#### YOUR OBJECTIVE:
Transcribe the part of the forum thread below about Chromebooks and Windows that opens with the words containing "Ditto....Amazon has a" and closes with "Packerjohn (Jan 13, 2020)".

#### TEXT PASSAGE:
###

Ditto....Amazon has a refurb Acer Chromebook laptop for $119!!!! >>>CLICK HERE<<<

No more Windows and Firefox updates!!

I have had mine for a year now and love it!!! All I do is e mail and surf the web..Pictures go to the cloud....


----------



## Packerjohn (Jan 13, 2020)

Thanks for all the comments.  I am going the "chicken" route & take that computer to a nerdy repair shop.  I love all those comments about Chromebook.  When my Windows die, I will never again buy Windows.  I have had too many problems over too many years.  It is always updating & always changing.  I have a life away from the computer & refuse to spend all day & everyday bowing to the constant changes.  I have heard great things abut Linux.  Apple was very good but the prices scare me.  Maybe you get what you pay for.  Everyone has windows & it seems to have all the problems.  Just for you information I got into computers in 1989 so I'm not exactly a new comer.  I loved Windows 7 but the buggers went & changed.  I believe in KISS (keep it simple, stupid) but keeping it simple doesn't sell more computers.  We all need to keep selling more & more computers & keep putting more & more junk into landfills.  LOL


----------



## Marlene (Jan 13, 2020)

###

#### DATA SHOWN:
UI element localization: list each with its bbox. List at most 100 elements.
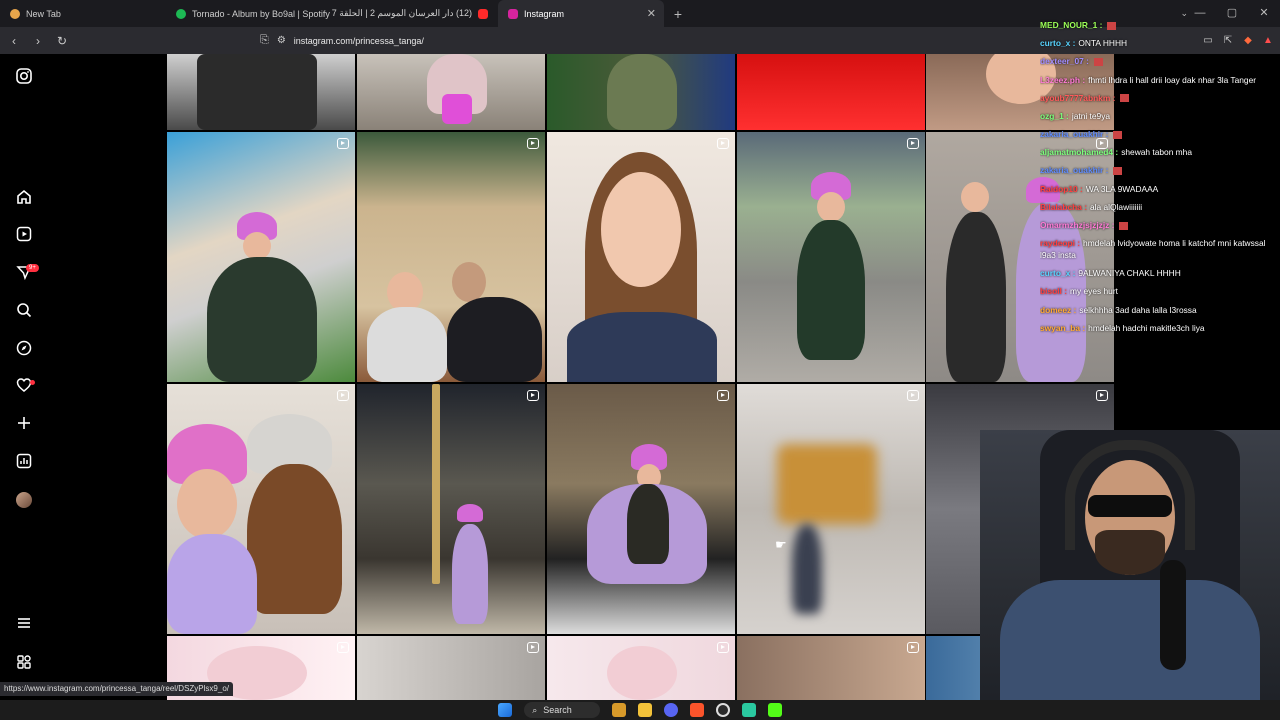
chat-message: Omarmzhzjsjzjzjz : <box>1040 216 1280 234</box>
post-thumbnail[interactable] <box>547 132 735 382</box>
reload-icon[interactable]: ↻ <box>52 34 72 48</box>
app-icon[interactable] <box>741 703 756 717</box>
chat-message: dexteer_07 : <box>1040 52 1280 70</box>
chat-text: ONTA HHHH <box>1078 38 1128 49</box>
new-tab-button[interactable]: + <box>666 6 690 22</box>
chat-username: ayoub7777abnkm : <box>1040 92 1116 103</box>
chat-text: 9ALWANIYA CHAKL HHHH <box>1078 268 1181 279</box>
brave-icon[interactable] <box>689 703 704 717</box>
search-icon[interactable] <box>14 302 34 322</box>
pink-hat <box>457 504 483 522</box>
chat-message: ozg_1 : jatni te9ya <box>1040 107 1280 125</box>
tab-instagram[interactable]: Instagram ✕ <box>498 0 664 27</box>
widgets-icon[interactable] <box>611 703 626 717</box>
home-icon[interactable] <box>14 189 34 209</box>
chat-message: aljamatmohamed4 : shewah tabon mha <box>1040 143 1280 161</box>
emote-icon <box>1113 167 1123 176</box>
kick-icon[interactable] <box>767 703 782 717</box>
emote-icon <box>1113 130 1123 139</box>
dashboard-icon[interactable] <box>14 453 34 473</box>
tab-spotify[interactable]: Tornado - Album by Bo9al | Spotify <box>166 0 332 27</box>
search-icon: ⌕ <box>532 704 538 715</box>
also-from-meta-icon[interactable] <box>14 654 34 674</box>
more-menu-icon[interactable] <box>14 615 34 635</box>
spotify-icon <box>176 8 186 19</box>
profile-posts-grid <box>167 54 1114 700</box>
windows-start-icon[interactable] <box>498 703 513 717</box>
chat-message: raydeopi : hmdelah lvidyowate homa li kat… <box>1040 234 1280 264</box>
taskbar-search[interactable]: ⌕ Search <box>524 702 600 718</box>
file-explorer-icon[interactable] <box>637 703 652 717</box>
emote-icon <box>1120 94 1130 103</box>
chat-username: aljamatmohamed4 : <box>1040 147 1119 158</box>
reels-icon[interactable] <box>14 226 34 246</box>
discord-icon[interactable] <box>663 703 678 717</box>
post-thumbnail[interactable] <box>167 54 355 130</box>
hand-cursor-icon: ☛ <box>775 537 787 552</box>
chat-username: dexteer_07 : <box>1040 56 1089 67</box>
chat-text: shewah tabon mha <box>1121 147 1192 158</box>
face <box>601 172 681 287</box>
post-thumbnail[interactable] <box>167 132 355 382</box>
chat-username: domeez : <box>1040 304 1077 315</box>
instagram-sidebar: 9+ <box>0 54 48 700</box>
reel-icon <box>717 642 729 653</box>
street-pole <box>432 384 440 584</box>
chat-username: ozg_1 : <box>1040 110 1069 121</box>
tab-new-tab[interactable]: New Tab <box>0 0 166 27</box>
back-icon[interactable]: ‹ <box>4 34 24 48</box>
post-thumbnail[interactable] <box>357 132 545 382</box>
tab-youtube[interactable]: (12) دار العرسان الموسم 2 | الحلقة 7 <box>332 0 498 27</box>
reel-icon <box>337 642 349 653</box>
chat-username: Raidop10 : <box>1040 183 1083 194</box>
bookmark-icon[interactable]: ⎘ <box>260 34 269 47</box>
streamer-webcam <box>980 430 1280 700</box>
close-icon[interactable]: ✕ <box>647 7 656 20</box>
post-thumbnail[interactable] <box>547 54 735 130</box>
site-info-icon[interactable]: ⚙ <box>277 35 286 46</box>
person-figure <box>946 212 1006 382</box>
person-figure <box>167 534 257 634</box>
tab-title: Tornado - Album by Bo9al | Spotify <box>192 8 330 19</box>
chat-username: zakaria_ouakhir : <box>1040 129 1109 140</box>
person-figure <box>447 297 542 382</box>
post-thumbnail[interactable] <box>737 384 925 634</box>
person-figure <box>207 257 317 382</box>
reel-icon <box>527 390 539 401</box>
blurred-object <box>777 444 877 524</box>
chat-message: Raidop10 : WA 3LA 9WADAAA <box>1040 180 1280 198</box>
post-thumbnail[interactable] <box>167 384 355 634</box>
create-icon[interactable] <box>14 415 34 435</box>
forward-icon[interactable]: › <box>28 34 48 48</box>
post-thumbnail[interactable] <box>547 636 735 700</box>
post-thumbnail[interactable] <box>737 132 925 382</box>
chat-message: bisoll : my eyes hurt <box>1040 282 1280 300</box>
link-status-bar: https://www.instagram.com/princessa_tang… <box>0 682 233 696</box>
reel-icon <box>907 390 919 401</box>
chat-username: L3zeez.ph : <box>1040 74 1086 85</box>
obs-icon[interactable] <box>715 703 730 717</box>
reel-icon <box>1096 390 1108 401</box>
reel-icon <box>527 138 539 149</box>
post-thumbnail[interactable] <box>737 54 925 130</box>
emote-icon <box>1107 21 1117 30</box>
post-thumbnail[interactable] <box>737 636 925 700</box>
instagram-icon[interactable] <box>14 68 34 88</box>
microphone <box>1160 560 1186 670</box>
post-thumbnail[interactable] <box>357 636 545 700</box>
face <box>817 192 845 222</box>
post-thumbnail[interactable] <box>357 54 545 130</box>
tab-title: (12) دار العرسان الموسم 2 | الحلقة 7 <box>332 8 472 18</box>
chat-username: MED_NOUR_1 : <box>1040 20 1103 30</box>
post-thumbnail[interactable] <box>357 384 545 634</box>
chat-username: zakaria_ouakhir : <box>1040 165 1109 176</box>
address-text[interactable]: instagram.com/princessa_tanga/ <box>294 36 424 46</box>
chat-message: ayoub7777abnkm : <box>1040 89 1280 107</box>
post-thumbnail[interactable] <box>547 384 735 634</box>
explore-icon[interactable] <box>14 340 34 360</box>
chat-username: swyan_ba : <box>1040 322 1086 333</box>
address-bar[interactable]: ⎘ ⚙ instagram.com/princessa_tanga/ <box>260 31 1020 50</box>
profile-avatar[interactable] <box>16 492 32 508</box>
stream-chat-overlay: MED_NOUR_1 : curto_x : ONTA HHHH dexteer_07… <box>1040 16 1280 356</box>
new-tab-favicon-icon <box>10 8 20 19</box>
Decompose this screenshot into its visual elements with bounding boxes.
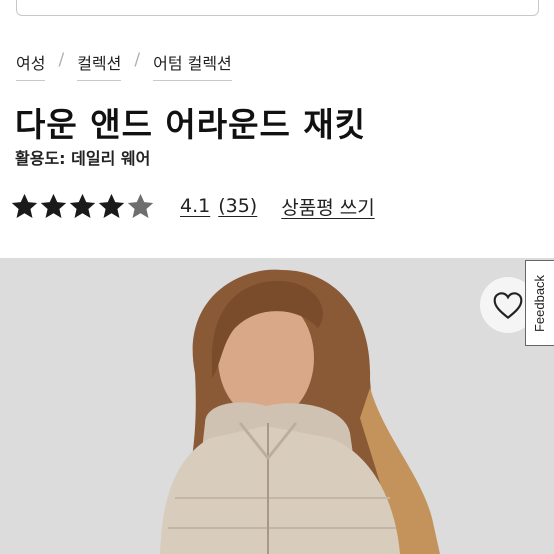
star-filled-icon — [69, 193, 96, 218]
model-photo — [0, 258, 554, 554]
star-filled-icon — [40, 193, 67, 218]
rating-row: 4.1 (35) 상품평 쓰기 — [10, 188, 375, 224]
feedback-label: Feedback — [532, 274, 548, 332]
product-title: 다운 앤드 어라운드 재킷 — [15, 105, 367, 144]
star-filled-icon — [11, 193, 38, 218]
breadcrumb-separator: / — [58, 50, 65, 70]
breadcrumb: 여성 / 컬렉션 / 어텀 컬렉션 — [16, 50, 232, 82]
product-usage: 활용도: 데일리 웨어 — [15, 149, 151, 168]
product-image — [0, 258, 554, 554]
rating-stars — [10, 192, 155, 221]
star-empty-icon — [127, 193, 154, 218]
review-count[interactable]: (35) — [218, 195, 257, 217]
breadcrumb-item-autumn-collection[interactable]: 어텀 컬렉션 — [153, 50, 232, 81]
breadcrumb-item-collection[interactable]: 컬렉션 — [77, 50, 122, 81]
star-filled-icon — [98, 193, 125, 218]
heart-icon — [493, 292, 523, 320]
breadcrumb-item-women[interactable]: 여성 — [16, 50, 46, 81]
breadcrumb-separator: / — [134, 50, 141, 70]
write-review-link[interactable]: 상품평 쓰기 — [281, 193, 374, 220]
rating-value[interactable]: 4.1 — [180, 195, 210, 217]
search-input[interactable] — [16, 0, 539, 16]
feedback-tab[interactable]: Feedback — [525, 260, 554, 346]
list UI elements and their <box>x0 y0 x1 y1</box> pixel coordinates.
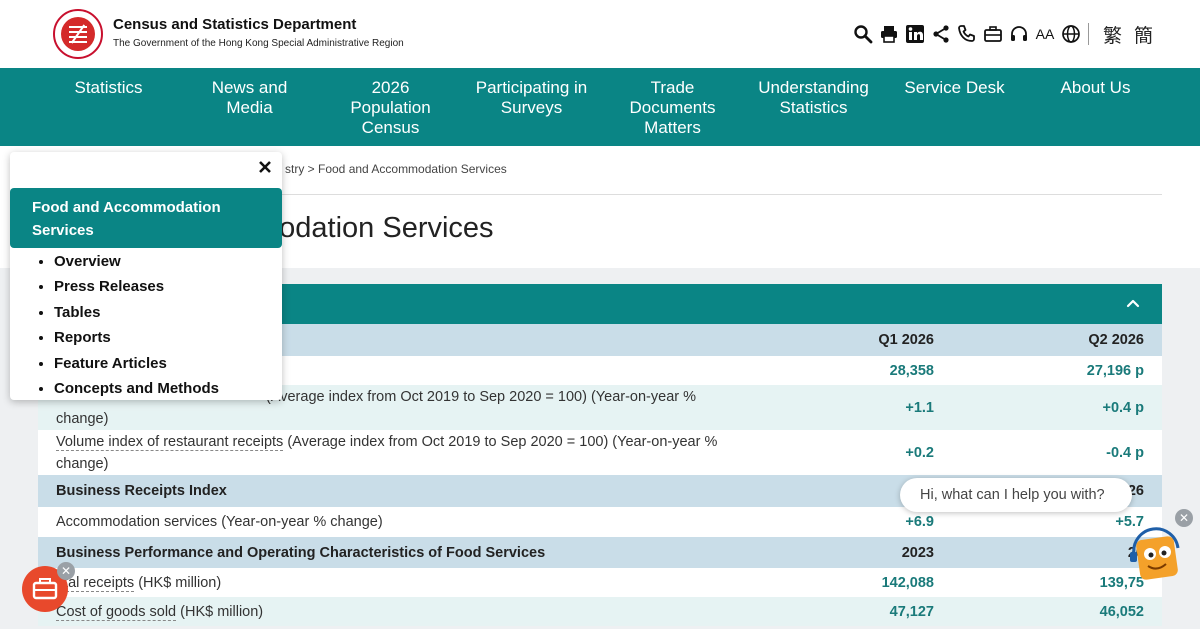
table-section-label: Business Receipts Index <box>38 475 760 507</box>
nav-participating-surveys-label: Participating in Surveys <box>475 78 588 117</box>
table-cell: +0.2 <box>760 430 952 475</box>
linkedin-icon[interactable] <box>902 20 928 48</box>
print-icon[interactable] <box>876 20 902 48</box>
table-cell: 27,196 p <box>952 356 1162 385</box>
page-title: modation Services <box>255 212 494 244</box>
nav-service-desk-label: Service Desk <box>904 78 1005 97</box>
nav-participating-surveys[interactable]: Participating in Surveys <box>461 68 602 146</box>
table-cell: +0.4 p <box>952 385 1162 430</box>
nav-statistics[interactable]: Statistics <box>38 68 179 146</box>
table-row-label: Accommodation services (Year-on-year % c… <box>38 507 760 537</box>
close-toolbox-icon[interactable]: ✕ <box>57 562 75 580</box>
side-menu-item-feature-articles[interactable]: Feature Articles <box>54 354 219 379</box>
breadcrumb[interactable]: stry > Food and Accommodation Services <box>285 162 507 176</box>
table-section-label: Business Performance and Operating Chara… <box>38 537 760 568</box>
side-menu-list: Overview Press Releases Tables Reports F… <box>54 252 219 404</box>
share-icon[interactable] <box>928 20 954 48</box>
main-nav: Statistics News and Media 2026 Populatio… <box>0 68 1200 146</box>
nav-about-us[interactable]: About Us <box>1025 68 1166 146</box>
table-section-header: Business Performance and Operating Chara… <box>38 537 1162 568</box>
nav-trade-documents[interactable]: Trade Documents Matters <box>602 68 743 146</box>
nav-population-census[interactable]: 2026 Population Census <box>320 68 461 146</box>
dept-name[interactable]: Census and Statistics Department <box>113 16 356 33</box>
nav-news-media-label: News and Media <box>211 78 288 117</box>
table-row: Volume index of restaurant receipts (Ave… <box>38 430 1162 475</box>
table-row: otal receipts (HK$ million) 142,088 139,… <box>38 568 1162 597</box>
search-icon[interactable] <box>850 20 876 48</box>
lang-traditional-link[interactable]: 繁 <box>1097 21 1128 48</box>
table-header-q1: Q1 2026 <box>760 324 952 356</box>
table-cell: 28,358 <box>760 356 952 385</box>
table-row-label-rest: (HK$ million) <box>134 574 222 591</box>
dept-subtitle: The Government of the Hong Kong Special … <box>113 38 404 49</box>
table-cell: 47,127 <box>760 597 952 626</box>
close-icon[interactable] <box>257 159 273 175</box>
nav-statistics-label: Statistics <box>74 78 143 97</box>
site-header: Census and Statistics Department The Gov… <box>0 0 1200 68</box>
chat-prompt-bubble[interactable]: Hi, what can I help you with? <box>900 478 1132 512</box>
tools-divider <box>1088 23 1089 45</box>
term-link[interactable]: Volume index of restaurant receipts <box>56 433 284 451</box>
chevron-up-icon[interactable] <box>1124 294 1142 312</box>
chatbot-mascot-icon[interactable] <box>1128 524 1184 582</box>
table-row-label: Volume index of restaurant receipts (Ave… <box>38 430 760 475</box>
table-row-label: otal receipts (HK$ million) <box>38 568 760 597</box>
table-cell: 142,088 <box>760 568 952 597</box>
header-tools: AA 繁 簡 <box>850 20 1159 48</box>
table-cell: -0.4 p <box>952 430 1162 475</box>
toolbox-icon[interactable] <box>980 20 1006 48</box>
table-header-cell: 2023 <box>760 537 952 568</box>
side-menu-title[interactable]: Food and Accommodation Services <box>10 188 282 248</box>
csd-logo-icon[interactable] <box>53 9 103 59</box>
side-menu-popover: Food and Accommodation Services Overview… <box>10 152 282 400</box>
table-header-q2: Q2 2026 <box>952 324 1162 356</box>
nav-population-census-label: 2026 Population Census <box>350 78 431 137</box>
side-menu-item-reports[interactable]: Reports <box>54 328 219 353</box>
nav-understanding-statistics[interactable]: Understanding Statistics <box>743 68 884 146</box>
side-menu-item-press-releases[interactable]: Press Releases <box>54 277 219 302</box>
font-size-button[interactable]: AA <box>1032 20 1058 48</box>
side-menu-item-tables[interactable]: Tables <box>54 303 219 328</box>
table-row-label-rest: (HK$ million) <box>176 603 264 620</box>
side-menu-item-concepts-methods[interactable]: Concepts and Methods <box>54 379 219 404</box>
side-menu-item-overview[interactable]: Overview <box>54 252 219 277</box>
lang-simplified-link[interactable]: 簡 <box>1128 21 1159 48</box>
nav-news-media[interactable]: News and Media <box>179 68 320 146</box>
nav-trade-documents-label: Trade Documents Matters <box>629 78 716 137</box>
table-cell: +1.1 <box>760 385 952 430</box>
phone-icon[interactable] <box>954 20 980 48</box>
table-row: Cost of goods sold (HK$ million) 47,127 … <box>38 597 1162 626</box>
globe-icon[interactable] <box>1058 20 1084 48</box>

###

#### EXERCISE RESULT:
Ditto....Amazon has a refurb Acer Chromebook laptop for $119!!!! >>>CLICK HERE<<<

No more Windows and Firefox updates!!

I have had mine for a year now and love it!!! All I do is e mail and surf the web..Pictures go to the cloud....


----------



## Packerjohn (Jan 13, 2020)